▸ DIRECTION: Work out how many lines in the entries contain the string "this", and give nothing but that number.

(Data entries)
================
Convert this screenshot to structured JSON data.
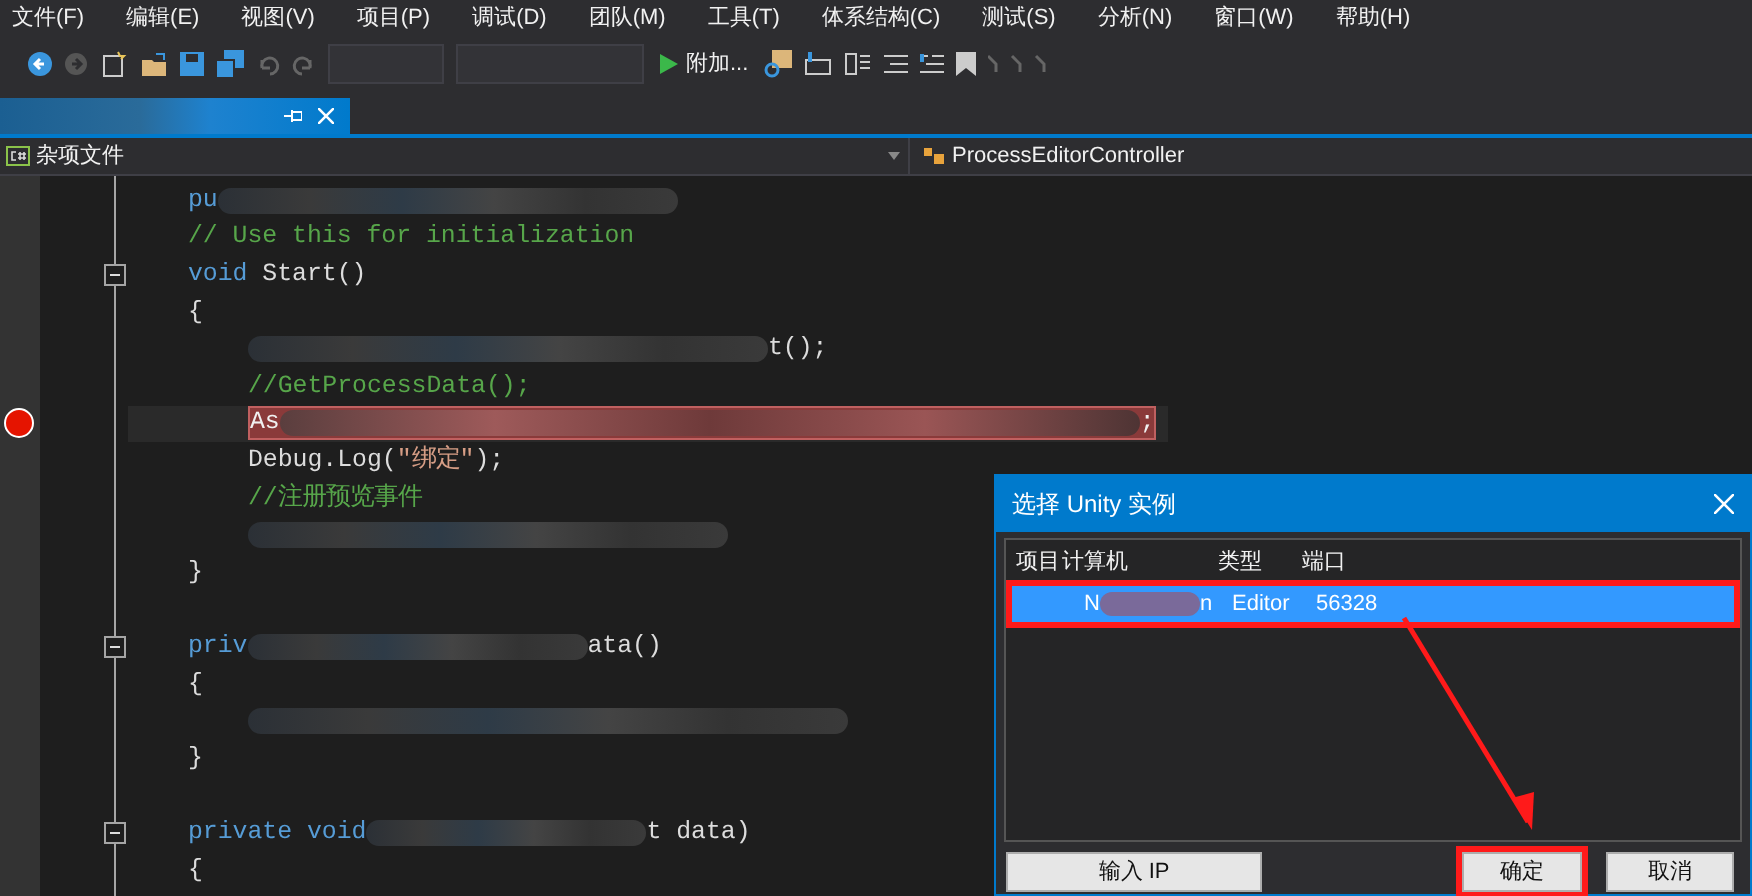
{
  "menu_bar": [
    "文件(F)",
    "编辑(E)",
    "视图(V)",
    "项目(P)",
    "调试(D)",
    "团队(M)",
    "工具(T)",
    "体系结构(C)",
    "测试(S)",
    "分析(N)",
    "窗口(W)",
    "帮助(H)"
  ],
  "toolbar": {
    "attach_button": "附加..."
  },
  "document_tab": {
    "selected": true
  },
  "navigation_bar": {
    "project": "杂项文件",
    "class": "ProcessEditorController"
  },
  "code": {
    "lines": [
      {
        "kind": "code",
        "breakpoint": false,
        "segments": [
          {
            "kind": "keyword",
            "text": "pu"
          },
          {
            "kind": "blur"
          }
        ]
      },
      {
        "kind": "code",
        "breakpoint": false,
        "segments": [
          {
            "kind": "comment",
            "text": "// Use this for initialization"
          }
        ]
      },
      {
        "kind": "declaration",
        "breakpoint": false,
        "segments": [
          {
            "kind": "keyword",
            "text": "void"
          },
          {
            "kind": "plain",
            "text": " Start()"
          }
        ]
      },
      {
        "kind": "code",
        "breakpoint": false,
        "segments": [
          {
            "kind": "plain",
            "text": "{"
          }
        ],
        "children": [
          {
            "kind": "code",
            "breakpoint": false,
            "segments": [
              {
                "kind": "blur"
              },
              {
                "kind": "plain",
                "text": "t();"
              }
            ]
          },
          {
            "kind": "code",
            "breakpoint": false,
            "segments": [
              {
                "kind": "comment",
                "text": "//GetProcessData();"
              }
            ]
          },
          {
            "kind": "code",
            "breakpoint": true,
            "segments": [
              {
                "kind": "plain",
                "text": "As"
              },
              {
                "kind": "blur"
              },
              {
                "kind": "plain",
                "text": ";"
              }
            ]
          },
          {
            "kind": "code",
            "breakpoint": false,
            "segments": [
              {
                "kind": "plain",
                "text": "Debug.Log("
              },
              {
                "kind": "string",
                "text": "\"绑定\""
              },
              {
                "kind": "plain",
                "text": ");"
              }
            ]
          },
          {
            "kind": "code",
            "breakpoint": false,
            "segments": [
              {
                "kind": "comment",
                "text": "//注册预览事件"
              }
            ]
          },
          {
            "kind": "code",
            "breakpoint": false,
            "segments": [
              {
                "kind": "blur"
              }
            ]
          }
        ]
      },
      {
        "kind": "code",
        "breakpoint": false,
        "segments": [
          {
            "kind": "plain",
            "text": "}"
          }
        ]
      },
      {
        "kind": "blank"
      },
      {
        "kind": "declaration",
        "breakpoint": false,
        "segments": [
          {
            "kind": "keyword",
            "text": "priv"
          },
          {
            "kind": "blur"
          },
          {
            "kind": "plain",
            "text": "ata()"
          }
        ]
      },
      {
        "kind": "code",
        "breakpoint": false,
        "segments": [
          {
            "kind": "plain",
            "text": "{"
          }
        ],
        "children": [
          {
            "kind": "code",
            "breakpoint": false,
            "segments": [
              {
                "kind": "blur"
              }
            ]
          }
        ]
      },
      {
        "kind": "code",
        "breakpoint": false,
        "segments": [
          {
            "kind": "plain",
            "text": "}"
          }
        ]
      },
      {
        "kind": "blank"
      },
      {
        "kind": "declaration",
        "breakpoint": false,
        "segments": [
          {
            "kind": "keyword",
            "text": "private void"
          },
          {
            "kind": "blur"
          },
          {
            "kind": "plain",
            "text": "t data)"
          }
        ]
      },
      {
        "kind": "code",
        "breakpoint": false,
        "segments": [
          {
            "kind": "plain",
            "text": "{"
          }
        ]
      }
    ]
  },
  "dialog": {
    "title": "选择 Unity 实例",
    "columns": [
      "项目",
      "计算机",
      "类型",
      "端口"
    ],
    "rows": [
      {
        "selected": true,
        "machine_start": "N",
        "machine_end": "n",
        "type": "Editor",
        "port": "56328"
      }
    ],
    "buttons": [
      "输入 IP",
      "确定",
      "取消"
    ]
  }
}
================
▸ RESPONSE: 2